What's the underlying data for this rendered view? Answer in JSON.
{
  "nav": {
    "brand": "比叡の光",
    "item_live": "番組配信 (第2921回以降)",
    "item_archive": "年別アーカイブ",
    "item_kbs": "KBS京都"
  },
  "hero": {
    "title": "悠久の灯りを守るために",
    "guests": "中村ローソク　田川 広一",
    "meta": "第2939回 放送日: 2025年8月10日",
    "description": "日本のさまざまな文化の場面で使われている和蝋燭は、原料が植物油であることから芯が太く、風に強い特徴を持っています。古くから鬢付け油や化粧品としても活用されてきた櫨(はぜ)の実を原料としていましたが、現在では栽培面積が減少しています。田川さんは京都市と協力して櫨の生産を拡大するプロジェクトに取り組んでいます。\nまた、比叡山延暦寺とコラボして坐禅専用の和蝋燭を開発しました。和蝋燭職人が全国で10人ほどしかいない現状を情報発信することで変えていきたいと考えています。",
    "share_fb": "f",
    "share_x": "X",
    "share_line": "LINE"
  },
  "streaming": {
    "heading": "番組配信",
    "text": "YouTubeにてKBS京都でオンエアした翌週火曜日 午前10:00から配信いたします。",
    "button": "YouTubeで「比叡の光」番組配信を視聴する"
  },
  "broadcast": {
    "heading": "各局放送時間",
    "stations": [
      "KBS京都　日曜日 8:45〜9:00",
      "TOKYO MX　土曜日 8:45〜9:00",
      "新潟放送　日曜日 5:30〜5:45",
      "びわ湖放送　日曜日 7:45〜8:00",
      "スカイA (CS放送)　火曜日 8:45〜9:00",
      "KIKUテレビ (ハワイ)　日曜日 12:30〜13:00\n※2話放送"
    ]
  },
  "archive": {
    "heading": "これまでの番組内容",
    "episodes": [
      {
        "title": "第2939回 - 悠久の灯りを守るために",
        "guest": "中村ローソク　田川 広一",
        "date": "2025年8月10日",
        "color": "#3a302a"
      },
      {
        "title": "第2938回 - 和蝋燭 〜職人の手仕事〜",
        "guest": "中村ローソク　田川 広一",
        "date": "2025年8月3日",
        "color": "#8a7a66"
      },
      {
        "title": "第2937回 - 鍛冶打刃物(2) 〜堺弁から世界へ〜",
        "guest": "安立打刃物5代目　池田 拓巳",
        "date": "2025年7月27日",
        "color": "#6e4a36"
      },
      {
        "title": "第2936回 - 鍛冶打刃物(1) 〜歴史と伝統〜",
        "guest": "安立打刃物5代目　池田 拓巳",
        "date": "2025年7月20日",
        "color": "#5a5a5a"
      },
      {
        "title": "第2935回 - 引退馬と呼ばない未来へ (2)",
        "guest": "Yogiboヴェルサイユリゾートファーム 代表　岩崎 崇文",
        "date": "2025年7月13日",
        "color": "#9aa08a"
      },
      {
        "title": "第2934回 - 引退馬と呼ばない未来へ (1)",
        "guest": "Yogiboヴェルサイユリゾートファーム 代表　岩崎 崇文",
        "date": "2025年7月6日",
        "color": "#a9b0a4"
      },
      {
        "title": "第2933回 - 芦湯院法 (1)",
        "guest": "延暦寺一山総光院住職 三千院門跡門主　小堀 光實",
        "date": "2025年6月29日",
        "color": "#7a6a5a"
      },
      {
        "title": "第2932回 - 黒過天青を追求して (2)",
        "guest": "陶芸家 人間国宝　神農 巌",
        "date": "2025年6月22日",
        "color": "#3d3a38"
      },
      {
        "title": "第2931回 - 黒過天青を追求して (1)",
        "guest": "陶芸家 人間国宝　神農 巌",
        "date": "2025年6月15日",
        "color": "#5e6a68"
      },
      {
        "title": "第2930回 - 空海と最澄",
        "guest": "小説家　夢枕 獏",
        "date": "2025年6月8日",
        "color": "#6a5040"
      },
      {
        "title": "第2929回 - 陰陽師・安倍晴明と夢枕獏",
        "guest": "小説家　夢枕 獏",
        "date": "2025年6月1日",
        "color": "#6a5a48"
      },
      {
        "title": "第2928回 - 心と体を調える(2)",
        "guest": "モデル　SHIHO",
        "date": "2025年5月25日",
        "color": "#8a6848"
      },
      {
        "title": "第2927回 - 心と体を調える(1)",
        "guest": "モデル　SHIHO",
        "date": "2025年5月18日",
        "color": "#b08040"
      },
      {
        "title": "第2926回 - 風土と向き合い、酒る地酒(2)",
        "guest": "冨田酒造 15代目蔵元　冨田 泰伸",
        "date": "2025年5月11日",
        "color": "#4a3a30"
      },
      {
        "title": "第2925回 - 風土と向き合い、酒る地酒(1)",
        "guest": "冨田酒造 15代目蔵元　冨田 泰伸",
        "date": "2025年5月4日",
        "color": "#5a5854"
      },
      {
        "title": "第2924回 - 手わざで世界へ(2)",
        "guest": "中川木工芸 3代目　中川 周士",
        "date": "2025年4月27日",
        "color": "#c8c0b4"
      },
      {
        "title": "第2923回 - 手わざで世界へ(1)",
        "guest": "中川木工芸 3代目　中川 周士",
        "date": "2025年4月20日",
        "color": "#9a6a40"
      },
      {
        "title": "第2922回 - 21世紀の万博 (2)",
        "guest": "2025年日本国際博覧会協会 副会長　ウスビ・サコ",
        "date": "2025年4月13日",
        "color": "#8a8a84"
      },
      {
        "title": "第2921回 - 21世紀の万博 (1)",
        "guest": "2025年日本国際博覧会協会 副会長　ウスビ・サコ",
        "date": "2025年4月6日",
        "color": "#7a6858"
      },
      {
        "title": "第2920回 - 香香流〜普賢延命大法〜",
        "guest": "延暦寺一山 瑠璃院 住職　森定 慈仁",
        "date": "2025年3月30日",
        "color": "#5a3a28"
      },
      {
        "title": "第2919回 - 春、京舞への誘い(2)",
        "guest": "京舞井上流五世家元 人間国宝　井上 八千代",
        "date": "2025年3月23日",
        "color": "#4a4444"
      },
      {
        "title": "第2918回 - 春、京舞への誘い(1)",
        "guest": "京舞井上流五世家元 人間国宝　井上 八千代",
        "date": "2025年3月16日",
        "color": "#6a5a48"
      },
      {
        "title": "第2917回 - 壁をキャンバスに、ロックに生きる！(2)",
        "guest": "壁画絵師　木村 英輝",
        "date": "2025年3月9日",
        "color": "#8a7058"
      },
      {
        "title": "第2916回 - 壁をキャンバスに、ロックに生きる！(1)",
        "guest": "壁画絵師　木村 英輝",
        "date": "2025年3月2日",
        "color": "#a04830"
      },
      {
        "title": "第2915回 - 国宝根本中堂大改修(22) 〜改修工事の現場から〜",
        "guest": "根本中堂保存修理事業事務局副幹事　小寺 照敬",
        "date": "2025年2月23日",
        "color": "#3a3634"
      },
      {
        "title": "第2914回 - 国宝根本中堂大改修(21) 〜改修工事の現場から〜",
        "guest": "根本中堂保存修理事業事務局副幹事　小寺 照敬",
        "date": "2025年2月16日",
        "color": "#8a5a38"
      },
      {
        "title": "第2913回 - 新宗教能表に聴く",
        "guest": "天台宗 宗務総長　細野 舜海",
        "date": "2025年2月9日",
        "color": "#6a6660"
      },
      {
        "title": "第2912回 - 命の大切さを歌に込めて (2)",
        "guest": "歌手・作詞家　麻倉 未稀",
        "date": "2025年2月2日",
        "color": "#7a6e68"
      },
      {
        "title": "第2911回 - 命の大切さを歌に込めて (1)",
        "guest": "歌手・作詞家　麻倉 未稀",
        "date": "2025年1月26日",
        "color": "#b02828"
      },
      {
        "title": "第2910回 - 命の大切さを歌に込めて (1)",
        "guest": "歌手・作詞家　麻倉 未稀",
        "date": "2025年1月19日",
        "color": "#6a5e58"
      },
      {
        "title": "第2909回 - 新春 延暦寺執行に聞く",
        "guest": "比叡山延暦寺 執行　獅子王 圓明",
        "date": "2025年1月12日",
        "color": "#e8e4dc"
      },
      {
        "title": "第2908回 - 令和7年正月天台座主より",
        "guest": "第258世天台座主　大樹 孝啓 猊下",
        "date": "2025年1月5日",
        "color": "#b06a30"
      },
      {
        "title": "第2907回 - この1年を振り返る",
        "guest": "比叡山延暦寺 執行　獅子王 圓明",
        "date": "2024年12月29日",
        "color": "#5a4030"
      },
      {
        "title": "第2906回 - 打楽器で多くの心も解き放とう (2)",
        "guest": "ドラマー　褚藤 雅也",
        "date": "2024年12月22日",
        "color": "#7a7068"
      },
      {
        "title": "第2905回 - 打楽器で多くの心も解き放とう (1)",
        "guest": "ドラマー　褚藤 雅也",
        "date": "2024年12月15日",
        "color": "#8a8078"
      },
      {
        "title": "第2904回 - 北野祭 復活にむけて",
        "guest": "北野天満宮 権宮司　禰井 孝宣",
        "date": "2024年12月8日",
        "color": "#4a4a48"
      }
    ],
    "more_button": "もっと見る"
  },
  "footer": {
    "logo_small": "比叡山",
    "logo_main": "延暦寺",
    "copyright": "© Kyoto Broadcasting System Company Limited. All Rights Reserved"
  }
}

-=-=-=-=-

OBJECTIVE
Copy all lines above containing the string "改修工事の現場から".

TASK RESPONSE
        "title": "第2915回 - 国宝根本中堂大改修(22) 〜改修工事の現場から〜",
        "title": "第2914回 - 国宝根本中堂大改修(21) 〜改修工事の現場から〜",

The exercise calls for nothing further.